→ THE PROBLEM: Go through the lines below and copy each one that holds the string "weight".
>>>>>
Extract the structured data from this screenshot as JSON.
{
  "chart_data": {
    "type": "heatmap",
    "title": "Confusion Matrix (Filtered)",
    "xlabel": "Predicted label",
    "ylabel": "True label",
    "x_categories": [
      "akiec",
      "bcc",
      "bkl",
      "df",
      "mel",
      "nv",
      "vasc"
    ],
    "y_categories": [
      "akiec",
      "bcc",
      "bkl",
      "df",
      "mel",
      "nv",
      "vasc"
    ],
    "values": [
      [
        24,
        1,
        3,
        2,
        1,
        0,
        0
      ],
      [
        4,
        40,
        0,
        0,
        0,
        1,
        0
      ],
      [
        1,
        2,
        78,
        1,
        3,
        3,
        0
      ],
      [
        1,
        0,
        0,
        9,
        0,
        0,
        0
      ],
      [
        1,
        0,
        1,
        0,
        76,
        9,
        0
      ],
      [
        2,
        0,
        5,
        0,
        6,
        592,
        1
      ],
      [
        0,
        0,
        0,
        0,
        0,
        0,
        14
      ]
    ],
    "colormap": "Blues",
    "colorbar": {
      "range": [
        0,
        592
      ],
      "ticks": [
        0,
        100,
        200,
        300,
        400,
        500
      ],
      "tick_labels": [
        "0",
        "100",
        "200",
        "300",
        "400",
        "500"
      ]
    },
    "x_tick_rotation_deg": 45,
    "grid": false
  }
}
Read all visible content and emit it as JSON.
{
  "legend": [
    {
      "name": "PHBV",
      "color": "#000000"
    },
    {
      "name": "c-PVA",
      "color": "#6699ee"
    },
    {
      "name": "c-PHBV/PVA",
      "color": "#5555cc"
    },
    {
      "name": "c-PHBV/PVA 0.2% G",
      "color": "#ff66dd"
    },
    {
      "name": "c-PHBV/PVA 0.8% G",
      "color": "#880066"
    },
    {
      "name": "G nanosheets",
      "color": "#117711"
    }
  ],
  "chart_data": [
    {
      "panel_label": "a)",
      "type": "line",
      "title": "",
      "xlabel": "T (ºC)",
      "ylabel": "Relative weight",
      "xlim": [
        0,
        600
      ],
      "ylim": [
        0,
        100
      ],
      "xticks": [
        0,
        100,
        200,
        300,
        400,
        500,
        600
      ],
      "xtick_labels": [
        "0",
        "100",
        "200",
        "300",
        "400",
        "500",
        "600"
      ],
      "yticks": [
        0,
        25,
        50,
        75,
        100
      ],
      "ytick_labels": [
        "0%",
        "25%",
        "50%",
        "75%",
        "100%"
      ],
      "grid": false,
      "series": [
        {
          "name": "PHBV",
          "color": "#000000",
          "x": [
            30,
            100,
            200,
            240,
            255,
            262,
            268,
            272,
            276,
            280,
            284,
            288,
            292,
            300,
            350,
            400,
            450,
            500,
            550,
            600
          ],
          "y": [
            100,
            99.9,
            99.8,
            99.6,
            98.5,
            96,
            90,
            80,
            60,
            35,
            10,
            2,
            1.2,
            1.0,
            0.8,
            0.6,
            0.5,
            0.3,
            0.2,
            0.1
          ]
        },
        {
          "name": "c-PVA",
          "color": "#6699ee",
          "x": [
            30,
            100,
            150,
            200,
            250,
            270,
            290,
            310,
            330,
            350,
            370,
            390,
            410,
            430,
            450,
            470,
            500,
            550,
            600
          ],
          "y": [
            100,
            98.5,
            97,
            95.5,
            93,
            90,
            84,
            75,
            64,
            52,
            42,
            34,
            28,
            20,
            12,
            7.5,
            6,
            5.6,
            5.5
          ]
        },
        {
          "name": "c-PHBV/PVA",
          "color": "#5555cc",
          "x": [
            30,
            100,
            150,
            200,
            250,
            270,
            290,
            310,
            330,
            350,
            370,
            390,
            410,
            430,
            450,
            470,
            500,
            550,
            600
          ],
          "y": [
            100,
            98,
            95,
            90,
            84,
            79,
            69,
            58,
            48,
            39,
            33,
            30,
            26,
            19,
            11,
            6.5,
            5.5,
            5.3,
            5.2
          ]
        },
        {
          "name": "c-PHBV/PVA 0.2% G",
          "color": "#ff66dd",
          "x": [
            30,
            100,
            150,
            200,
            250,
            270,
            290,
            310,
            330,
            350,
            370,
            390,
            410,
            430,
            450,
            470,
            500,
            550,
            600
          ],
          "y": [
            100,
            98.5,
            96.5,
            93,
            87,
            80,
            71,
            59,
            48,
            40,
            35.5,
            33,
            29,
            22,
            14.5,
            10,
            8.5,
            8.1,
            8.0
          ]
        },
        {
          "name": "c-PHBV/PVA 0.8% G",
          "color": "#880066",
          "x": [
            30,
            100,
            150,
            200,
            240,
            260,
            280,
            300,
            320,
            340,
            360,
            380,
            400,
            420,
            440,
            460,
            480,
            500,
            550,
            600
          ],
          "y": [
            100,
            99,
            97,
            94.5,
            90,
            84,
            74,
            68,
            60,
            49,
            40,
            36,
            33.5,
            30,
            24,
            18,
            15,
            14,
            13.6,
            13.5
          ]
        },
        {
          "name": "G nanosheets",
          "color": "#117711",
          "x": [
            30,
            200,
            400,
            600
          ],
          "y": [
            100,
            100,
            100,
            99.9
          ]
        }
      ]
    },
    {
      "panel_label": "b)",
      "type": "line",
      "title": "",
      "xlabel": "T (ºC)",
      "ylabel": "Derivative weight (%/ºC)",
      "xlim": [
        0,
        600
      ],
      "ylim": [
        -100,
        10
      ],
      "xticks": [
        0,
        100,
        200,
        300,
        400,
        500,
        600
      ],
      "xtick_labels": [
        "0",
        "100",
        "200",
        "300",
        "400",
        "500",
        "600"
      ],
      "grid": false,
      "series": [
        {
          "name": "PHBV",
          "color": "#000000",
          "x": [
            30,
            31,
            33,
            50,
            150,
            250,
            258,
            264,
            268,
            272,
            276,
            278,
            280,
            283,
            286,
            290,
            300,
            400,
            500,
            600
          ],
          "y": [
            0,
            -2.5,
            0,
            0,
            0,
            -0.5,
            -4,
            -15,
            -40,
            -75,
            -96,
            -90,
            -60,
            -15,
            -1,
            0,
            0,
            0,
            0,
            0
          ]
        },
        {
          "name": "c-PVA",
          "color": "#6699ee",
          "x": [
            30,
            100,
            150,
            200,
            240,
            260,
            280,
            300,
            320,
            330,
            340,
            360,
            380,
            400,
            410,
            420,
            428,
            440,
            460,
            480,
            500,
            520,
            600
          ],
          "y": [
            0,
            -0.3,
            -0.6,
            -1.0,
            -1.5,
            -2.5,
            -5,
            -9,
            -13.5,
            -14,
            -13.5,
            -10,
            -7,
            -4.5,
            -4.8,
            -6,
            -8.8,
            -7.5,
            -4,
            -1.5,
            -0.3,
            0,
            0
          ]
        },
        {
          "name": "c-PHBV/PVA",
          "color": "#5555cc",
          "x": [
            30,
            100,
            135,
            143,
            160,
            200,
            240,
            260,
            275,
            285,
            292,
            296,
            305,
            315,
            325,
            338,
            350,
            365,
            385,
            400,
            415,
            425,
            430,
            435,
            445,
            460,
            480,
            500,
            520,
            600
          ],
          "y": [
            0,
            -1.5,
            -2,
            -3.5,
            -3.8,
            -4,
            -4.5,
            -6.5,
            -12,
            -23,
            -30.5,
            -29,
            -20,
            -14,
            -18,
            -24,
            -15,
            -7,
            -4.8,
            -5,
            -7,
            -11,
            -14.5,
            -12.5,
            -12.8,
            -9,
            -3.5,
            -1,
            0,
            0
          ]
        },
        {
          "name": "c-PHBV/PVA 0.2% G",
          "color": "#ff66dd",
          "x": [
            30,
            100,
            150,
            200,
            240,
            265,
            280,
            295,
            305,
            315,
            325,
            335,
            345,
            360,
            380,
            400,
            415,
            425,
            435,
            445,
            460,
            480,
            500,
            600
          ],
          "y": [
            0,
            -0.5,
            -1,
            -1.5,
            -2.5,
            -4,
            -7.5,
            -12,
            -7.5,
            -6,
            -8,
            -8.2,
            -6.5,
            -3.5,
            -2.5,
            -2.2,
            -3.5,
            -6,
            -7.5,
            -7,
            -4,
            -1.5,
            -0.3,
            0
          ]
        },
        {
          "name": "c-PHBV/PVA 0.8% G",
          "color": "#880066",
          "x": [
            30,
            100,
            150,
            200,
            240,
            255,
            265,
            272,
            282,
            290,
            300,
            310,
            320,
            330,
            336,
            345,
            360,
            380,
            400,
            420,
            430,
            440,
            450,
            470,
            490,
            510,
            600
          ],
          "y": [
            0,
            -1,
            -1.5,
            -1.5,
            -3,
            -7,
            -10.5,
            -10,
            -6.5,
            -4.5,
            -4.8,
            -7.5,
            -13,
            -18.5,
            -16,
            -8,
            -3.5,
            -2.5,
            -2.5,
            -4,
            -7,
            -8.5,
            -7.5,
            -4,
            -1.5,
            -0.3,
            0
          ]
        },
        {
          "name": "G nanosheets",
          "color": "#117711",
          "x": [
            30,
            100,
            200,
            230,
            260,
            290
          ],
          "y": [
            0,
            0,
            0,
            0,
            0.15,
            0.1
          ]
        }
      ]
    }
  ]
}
<<<<<
→ TASK SOLUTION:
      "ylabel": "Relative weight",
      "ylabel": "Derivative weight (%/ºC)",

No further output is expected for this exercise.